→ **WHAT YOU WILL DO**: Write the material out again exactly.

→ **ITEMS**:

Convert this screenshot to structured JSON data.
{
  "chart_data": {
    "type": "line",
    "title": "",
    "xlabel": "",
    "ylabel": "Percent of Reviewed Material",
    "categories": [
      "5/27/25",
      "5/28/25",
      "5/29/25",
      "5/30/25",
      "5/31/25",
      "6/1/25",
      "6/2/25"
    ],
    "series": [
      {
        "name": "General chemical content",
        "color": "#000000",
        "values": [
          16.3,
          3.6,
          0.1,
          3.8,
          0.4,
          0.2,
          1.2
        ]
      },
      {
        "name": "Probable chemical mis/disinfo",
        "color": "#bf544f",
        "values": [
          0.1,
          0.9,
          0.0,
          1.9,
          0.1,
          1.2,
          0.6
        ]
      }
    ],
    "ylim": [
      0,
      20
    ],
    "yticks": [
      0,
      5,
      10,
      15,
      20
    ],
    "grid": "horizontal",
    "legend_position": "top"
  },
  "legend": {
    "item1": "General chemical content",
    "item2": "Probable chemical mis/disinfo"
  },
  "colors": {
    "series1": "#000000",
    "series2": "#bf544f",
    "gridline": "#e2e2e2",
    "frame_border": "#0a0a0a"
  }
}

→ **EXERCISE RESULT**:
Convert this screenshot to structured JSON data.
{
  "chart_data": {
    "type": "line",
    "title": "",
    "xlabel": "",
    "ylabel": "Percent of Reviewed Material",
    "categories": [
      "5/27/25",
      "5/28/25",
      "5/29/25",
      "5/30/25",
      "5/31/25",
      "6/1/25",
      "6/2/25"
    ],
    "series": [
      {
        "name": "General chemical content",
        "color": "#000000",
        "values": [
          16.3,
          3.6,
          0.1,
          3.8,
          0.4,
          0.2,
          1.2
        ]
      },
      {
        "name": "Probable chemical mis/disinfo",
        "color": "#bf544f",
        "values": [
          0.1,
          0.9,
          0.0,
          1.9,
          0.1,
          1.2,
          0.6
        ]
      }
    ],
    "ylim": [
      0,
      20
    ],
    "yticks": [
      0,
      5,
      10,
      15,
      20
    ],
    "grid": "horizontal",
    "legend_position": "top"
  },
  "legend": {
    "item1": "General chemical content",
    "item2": "Probable chemical mis/disinfo"
  },
  "colors": {
    "series1": "#000000",
    "series2": "#bf544f",
    "gridline": "#e2e2e2",
    "frame_border": "#0a0a0a"
  }
}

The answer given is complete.